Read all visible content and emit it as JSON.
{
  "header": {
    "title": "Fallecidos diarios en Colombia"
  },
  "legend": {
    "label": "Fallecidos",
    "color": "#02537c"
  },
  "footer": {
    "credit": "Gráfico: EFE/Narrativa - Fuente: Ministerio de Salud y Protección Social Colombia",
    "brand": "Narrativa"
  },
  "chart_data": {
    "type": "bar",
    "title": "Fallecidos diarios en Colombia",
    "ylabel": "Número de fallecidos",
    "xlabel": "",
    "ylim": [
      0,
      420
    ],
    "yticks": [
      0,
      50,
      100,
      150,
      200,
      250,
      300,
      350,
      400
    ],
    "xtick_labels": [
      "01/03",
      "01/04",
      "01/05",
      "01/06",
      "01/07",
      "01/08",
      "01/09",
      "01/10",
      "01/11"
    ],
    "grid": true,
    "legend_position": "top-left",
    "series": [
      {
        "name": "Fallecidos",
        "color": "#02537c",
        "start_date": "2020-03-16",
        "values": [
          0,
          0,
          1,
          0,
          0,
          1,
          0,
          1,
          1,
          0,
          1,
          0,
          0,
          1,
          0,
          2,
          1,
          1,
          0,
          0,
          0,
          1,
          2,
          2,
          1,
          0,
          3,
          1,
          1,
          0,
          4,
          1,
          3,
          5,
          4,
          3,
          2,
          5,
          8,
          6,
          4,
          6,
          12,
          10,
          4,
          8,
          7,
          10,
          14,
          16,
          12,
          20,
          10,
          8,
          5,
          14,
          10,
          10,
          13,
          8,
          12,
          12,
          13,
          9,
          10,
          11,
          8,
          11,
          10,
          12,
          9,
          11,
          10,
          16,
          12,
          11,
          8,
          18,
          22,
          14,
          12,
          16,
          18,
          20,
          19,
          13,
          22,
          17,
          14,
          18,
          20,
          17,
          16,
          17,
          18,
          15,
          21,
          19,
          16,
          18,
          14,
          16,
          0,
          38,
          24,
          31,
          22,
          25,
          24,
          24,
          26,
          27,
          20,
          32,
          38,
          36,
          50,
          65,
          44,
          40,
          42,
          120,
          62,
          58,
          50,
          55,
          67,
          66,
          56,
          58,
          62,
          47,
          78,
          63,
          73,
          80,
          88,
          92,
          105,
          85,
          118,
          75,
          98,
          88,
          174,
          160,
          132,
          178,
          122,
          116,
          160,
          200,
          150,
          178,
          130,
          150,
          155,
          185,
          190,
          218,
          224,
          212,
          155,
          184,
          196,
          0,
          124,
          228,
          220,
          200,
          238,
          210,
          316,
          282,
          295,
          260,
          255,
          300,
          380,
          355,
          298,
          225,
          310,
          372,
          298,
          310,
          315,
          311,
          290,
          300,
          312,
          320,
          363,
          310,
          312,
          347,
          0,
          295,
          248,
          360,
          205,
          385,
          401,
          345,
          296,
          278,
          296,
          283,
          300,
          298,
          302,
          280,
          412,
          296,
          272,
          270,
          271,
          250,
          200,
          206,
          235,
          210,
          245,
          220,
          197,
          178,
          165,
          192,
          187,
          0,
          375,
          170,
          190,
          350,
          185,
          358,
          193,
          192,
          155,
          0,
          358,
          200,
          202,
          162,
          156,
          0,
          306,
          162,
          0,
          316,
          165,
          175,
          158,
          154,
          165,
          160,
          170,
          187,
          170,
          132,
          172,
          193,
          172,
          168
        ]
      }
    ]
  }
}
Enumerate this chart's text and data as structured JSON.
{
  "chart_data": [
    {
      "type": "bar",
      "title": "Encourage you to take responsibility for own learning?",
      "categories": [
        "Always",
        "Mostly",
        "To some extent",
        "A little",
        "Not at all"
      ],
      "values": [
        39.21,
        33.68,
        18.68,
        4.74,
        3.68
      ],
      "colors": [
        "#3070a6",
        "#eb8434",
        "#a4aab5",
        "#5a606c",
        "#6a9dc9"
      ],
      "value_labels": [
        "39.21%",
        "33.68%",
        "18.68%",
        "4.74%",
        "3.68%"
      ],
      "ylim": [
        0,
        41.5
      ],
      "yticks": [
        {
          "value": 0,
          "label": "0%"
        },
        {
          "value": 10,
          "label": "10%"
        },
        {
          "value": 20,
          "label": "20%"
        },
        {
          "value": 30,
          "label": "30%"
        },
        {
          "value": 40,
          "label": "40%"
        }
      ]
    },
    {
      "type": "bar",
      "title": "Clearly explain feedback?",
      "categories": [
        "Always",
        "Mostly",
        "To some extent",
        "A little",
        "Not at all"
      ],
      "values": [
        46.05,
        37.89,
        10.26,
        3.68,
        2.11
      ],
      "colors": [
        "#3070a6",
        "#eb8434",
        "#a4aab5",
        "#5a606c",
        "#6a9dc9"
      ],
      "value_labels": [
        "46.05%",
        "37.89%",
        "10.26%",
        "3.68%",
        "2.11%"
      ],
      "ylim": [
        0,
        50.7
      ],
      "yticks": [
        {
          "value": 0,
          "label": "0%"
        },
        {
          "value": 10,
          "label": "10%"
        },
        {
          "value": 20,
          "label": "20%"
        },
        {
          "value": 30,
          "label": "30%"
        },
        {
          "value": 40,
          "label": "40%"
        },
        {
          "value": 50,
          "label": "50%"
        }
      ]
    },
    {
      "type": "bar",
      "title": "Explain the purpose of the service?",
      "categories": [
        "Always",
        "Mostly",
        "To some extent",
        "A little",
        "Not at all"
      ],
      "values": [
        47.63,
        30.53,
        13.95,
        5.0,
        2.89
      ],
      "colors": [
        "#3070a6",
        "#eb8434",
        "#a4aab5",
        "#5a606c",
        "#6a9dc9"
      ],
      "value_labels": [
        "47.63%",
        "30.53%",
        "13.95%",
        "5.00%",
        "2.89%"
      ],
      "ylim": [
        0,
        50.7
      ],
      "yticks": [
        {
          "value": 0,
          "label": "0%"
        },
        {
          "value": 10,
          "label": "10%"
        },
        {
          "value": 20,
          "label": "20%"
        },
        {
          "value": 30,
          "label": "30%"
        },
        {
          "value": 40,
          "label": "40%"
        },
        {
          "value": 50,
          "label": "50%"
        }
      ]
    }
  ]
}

——————

(EXERCISE): Copy all the lines, exactly.

(RESULT FOR THIS TASK):
Read all visible content and emit it as JSON.
{
  "header": {
    "title": "Fallecidos diarios en Colombia"
  },
  "legend": {
    "label": "Fallecidos",
    "color": "#02537c"
  },
  "footer": {
    "credit": "Gráfico: EFE/Narrativa - Fuente: Ministerio de Salud y Protección Social Colombia",
    "brand": "Narrativa"
  },
  "chart_data": {
    "type": "bar",
    "title": "Fallecidos diarios en Colombia",
    "ylabel": "Número de fallecidos",
    "xlabel": "",
    "ylim": [
      0,
      420
    ],
    "yticks": [
      0,
      50,
      100,
      150,
      200,
      250,
      300,
      350,
      400
    ],
    "xtick_labels": [
      "01/03",
      "01/04",
      "01/05",
      "01/06",
      "01/07",
      "01/08",
      "01/09",
      "01/10",
      "01/11"
    ],
    "grid": true,
    "legend_position": "top-left",
    "series": [
      {
        "name": "Fallecidos",
        "color": "#02537c",
        "start_date": "2020-03-16",
        "values": [
          0,
          0,
          1,
          0,
          0,
          1,
          0,
          1,
          1,
          0,
          1,
          0,
          0,
          1,
          0,
          2,
          1,
          1,
          0,
          0,
          0,
          1,
          2,
          2,
          1,
          0,
          3,
          1,
          1,
          0,
          4,
          1,
          3,
          5,
          4,
          3,
          2,
          5,
          8,
          6,
          4,
          6,
          12,
          10,
          4,
          8,
          7,
          10,
          14,
          16,
          12,
          20,
          10,
          8,
          5,
          14,
          10,
          10,
          13,
          8,
          12,
          12,
          13,
          9,
          10,
          11,
          8,
          11,
          10,
          12,
          9,
          11,
          10,
          16,
          12,
          11,
          8,
          18,
          22,
          14,
          12,
          16,
          18,
          20,
          19,
          13,
          22,
          17,
          14,
          18,
          20,
          17,
          16,
          17,
          18,
          15,
          21,
          19,
          16,
          18,
          14,
          16,
          0,
          38,
          24,
          31,
          22,
          25,
          24,
          24,
          26,
          27,
          20,
          32,
          38,
          36,
          50,
          65,
          44,
          40,
          42,
          120,
          62,
          58,
          50,
          55,
          67,
          66,
          56,
          58,
          62,
          47,
          78,
          63,
          73,
          80,
          88,
          92,
          105,
          85,
          118,
          75,
          98,
          88,
          174,
          160,
          132,
          178,
          122,
          116,
          160,
          200,
          150,
          178,
          130,
          150,
          155,
          185,
          190,
          218,
          224,
          212,
          155,
          184,
          196,
          0,
          124,
          228,
          220,
          200,
          238,
          210,
          316,
          282,
          295,
          260,
          255,
          300,
          380,
          355,
          298,
          225,
          310,
          372,
          298,
          310,
          315,
          311,
          290,
          300,
          312,
          320,
          363,
          310,
          312,
          347,
          0,
          295,
          248,
          360,
          205,
          385,
          401,
          345,
          296,
          278,
          296,
          283,
          300,
          298,
          302,
          280,
          412,
          296,
          272,
          270,
          271,
          250,
          200,
          206,
          235,
          210,
          245,
          220,
          197,
          178,
          165,
          192,
          187,
          0,
          375,
          170,
          190,
          350,
          185,
          358,
          193,
          192,
          155,
          0,
          358,
          200,
          202,
          162,
          156,
          0,
          306,
          162,
          0,
          316,
          165,
          175,
          158,
          154,
          165,
          160,
          170,
          187,
          170,
          132,
          172,
          193,
          172,
          168
        ]
      }
    ]
  }
}
Enumerate this chart's text and data as structured JSON.
{
  "chart_data": [
    {
      "type": "bar",
      "title": "Encourage you to take responsibility for own learning?",
      "categories": [
        "Always",
        "Mostly",
        "To some extent",
        "A little",
        "Not at all"
      ],
      "values": [
        39.21,
        33.68,
        18.68,
        4.74,
        3.68
      ],
      "colors": [
        "#3070a6",
        "#eb8434",
        "#a4aab5",
        "#5a606c",
        "#6a9dc9"
      ],
      "value_labels": [
        "39.21%",
        "33.68%",
        "18.68%",
        "4.74%",
        "3.68%"
      ],
      "ylim": [
        0,
        41.5
      ],
      "yticks": [
        {
          "value": 0,
          "label": "0%"
        },
        {
          "value": 10,
          "label": "10%"
        },
        {
          "value": 20,
          "label": "20%"
        },
        {
          "value": 30,
          "label": "30%"
        },
        {
          "value": 40,
          "label": "40%"
        }
      ]
    },
    {
      "type": "bar",
      "title": "Clearly explain feedback?",
      "categories": [
        "Always",
        "Mostly",
        "To some extent",
        "A little",
        "Not at all"
      ],
      "values": [
        46.05,
        37.89,
        10.26,
        3.68,
        2.11
      ],
      "colors": [
        "#3070a6",
        "#eb8434",
        "#a4aab5",
        "#5a606c",
        "#6a9dc9"
      ],
      "value_labels": [
        "46.05%",
        "37.89%",
        "10.26%",
        "3.68%",
        "2.11%"
      ],
      "ylim": [
        0,
        50.7
      ],
      "yticks": [
        {
          "value": 0,
          "label": "0%"
        },
        {
          "value": 10,
          "label": "10%"
        },
        {
          "value": 20,
          "label": "20%"
        },
        {
          "value": 30,
          "label": "30%"
        },
        {
          "value": 40,
          "label": "40%"
        },
        {
          "value": 50,
          "label": "50%"
        }
      ]
    },
    {
      "type": "bar",
      "title": "Explain the purpose of the service?",
      "categories": [
        "Always",
        "Mostly",
        "To some extent",
        "A little",
        "Not at all"
      ],
      "values": [
        47.63,
        30.53,
        13.95,
        5.0,
        2.89
      ],
      "colors": [
        "#3070a6",
        "#eb8434",
        "#a4aab5",
        "#5a606c",
        "#6a9dc9"
      ],
      "value_labels": [
        "47.63%",
        "30.53%",
        "13.95%",
        "5.00%",
        "2.89%"
      ],
      "ylim": [
        0,
        50.7
      ],
      "yticks": [
        {
          "value": 0,
          "label": "0%"
        },
        {
          "value": 10,
          "label": "10%"
        },
        {
          "value": 20,
          "label": "20%"
        },
        {
          "value": 30,
          "label": "30%"
        },
        {
          "value": 40,
          "label": "40%"
        },
        {
          "value": 50,
          "label": "50%"
        }
      ]
    }
  ]
}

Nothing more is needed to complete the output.